- Dataset rows
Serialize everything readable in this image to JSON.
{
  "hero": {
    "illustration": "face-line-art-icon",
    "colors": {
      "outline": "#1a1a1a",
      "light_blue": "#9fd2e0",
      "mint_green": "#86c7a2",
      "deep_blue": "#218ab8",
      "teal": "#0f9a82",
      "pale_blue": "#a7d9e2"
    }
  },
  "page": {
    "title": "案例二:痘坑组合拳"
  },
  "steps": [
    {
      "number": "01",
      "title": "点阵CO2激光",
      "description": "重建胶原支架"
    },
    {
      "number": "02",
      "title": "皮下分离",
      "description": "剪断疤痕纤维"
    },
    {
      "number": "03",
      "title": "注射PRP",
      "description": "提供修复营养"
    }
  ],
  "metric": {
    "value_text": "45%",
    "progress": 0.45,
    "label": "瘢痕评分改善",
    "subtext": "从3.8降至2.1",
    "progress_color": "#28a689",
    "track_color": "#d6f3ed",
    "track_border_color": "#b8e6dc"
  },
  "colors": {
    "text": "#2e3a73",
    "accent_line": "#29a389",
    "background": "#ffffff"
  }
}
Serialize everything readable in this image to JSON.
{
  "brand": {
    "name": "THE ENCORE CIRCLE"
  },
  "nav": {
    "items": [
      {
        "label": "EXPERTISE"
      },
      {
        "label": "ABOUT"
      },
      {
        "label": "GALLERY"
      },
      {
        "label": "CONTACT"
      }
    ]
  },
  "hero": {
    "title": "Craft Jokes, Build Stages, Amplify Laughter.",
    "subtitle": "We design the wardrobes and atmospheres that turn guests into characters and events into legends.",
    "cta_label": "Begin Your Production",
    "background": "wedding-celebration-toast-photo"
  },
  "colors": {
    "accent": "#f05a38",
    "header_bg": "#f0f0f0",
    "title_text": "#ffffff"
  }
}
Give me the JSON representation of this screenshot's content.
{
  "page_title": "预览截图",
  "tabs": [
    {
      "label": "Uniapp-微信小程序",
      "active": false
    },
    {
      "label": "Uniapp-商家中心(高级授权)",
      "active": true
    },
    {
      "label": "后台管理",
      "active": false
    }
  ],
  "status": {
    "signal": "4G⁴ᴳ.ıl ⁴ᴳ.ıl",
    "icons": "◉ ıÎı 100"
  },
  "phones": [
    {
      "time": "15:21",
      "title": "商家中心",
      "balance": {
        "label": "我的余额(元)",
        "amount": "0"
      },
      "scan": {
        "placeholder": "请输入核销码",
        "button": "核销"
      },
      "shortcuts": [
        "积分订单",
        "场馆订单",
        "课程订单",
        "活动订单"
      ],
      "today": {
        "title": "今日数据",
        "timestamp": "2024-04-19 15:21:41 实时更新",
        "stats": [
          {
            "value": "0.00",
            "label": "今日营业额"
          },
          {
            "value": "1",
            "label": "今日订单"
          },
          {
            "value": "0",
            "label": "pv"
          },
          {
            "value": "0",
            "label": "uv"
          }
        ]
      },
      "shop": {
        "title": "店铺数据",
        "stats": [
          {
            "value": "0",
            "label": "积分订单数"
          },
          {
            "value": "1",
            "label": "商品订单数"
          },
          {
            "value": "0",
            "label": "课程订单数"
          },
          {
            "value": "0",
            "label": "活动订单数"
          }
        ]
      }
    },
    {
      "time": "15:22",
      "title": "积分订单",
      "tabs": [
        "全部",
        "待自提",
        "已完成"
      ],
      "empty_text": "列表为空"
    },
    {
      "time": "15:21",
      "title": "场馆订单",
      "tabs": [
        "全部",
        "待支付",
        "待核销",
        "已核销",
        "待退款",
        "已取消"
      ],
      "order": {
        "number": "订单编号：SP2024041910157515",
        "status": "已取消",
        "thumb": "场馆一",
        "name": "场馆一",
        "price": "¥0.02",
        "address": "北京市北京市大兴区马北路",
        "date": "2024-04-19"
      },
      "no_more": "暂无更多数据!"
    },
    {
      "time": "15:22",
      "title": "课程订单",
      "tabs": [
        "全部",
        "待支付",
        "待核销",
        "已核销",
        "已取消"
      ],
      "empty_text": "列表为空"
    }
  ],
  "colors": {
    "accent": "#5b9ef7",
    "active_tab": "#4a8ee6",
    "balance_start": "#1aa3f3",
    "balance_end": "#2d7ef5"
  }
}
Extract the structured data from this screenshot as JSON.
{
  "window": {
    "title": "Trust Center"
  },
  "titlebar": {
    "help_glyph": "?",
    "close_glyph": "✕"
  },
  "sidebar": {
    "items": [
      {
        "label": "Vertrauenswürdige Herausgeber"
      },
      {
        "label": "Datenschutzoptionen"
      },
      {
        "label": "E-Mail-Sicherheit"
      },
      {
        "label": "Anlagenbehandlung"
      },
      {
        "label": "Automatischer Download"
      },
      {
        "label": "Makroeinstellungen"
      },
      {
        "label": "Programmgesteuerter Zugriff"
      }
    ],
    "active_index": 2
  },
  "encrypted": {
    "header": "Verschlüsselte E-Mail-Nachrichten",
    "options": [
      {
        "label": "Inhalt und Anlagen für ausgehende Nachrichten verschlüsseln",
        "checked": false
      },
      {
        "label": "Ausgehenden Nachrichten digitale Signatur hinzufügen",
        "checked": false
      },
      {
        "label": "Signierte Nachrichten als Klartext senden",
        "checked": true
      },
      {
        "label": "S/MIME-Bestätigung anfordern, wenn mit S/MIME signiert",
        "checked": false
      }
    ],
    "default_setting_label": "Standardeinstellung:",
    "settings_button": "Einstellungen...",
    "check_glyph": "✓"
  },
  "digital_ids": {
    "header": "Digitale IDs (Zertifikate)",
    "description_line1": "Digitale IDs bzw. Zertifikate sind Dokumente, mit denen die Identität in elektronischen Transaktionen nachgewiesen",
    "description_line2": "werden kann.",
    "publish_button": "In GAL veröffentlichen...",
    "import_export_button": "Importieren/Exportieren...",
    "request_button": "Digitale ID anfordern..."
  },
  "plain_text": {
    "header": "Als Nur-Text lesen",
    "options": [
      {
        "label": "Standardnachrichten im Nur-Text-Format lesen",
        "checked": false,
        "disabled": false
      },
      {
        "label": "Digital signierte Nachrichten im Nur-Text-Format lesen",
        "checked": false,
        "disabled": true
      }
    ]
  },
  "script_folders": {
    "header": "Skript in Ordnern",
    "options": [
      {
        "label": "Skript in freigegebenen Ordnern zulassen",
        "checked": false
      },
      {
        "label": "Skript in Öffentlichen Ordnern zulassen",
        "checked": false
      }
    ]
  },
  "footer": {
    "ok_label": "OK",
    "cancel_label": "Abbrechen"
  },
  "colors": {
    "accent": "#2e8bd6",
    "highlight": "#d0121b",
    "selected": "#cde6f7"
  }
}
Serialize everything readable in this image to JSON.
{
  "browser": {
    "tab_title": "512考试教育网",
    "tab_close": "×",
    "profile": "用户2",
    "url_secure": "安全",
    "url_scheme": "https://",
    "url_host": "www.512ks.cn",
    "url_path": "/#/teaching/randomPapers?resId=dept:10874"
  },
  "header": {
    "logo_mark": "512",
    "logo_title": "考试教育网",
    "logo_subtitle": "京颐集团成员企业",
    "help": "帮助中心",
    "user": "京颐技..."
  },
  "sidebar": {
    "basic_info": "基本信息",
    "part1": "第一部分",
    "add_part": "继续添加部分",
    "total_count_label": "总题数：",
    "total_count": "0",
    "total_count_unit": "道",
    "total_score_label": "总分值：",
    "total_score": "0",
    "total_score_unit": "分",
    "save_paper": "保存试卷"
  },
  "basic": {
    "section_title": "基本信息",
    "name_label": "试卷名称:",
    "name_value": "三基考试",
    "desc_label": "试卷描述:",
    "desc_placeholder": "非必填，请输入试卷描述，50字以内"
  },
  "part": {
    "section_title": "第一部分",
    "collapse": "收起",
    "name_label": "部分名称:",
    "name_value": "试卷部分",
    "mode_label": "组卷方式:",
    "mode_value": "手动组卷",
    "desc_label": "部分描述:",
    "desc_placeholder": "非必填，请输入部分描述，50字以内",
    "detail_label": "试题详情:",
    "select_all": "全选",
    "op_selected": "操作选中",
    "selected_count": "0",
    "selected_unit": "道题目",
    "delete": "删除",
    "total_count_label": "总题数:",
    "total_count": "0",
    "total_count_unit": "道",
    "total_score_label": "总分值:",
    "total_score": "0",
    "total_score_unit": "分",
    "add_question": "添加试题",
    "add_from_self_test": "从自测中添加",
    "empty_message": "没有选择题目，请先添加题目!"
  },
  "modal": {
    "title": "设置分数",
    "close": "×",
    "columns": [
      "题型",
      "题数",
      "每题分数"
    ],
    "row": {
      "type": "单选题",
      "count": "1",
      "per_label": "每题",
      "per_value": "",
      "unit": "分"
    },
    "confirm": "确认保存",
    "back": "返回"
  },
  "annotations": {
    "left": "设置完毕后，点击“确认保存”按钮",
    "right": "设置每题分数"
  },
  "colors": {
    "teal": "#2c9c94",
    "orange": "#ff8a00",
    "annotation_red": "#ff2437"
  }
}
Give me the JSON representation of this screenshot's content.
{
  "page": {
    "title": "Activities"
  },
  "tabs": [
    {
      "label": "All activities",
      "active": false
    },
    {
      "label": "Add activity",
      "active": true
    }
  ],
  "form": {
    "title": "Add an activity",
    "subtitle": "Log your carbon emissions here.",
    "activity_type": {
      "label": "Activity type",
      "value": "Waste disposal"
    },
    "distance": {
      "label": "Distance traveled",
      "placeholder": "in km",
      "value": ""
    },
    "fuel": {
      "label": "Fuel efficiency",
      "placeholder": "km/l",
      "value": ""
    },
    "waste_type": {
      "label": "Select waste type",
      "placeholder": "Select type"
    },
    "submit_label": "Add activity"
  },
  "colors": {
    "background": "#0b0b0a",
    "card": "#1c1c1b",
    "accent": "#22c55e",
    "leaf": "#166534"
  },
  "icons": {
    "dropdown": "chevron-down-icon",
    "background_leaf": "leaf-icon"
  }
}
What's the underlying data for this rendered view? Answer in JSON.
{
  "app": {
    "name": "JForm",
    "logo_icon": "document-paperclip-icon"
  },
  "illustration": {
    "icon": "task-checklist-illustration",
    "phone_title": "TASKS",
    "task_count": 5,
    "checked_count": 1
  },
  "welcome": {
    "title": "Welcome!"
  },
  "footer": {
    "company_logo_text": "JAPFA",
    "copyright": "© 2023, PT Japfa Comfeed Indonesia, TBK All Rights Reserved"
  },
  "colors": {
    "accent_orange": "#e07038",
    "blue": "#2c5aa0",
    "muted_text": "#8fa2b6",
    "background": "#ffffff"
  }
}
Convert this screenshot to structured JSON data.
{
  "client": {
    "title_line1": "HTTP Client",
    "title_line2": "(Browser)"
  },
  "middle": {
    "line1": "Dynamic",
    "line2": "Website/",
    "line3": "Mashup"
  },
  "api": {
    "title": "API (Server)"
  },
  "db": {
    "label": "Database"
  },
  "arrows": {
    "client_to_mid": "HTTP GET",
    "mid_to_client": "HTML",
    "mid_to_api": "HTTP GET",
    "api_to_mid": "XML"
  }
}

- Given request
Give again only the lines starting at the one that contains "What's the underlying" and running to the end of the data.

- Result of this exercise
What's the underlying data for this rendered view? Answer in JSON.
{
  "app": {
    "name": "JForm",
    "logo_icon": "document-paperclip-icon"
  },
  "illustration": {
    "icon": "task-checklist-illustration",
    "phone_title": "TASKS",
    "task_count": 5,
    "checked_count": 1
  },
  "welcome": {
    "title": "Welcome!"
  },
  "footer": {
    "company_logo_text": "JAPFA",
    "copyright": "© 2023, PT Japfa Comfeed Indonesia, TBK All Rights Reserved"
  },
  "colors": {
    "accent_orange": "#e07038",
    "blue": "#2c5aa0",
    "muted_text": "#8fa2b6",
    "background": "#ffffff"
  }
}
Convert this screenshot to structured JSON data.
{
  "client": {
    "title_line1": "HTTP Client",
    "title_line2": "(Browser)"
  },
  "middle": {
    "line1": "Dynamic",
    "line2": "Website/",
    "line3": "Mashup"
  },
  "api": {
    "title": "API (Server)"
  },
  "db": {
    "label": "Database"
  },
  "arrows": {
    "client_to_mid": "HTTP GET",
    "mid_to_client": "HTML",
    "mid_to_api": "HTTP GET",
    "api_to_mid": "XML"
  }
}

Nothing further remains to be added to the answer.